- _What this task involves_
Out of the lines below, please list those that hold the string "trình".
::: Records shown :::
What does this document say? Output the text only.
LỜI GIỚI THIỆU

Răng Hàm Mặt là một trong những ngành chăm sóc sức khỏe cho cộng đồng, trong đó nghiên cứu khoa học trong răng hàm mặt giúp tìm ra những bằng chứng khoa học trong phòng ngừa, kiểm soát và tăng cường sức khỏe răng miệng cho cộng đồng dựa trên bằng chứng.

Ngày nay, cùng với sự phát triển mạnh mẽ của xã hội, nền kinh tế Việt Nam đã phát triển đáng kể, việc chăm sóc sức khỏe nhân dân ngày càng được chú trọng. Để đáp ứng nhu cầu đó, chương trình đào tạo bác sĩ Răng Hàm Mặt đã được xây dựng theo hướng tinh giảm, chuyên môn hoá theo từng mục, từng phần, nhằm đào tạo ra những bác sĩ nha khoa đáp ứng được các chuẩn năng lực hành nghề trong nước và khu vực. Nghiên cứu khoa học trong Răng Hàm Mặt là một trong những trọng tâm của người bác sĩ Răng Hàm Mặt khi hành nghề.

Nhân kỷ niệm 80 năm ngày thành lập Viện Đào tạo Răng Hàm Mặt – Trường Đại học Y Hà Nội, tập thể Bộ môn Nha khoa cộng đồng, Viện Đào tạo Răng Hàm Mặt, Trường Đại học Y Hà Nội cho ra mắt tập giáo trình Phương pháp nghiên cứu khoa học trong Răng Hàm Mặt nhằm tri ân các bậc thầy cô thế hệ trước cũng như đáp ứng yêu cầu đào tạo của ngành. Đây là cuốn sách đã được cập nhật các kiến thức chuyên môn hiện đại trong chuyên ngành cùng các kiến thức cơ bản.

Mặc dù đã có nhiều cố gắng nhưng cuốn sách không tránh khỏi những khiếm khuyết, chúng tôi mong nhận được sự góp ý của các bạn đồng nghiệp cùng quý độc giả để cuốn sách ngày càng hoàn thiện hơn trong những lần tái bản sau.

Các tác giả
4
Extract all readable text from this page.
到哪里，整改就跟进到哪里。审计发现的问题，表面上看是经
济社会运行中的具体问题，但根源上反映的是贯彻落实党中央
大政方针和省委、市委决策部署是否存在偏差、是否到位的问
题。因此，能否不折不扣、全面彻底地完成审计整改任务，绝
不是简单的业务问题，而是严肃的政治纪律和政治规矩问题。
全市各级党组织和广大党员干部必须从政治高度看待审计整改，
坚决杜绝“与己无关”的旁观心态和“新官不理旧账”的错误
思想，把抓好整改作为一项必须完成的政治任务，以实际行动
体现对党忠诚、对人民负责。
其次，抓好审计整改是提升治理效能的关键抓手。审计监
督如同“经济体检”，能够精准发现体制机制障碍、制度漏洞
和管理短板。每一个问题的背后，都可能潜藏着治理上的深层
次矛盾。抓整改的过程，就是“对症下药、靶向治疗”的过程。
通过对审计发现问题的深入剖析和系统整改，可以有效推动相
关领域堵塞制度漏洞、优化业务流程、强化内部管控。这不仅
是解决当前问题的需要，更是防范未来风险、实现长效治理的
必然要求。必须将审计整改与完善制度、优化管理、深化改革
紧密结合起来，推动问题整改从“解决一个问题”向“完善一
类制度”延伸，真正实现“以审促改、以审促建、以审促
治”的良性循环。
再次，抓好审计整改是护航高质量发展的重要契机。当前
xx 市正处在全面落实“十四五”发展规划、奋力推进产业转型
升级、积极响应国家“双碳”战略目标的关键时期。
:::
- _The output_
Ngày nay, cùng với sự phát triển mạnh mẽ của xã hội, nền kinh tế Việt Nam đã phát triển đáng kể, việc chăm sóc sức khỏe nhân dân ngày càng được chú trọng. Để đáp ứng nhu cầu đó, chương trình đào tạo bác sĩ Răng Hàm Mặt đã được xây dựng theo hướng tinh giảm, chuyên môn hoá theo từng mục, từng phần, nhằm đào tạo ra những bác sĩ nha khoa đáp ứng được các chuẩn năng lực hành nghề trong nước và khu vực. Nghiên cứu khoa học trong Răng Hàm Mặt là một trong những trọng tâm của người bác sĩ Răng Hàm Mặt khi hành nghề.
Nhân kỷ niệm 80 năm ngày thành lập Viện Đào tạo Răng Hàm Mặt – Trường Đại học Y Hà Nội, tập thể Bộ môn Nha khoa cộng đồng, Viện Đào tạo Răng Hàm Mặt, Trường Đại học Y Hà Nội cho ra mắt tập giáo trình Phương pháp nghiên cứu khoa học trong Răng Hàm Mặt nhằm tri ân các bậc thầy cô thế hệ trước cũng như đáp ứng yêu cầu đào tạo của ngành. Đây là cuốn sách đã được cập nhật các kiến thức chuyên môn hiện đại trong chuyên ngành cùng các kiến thức cơ bản.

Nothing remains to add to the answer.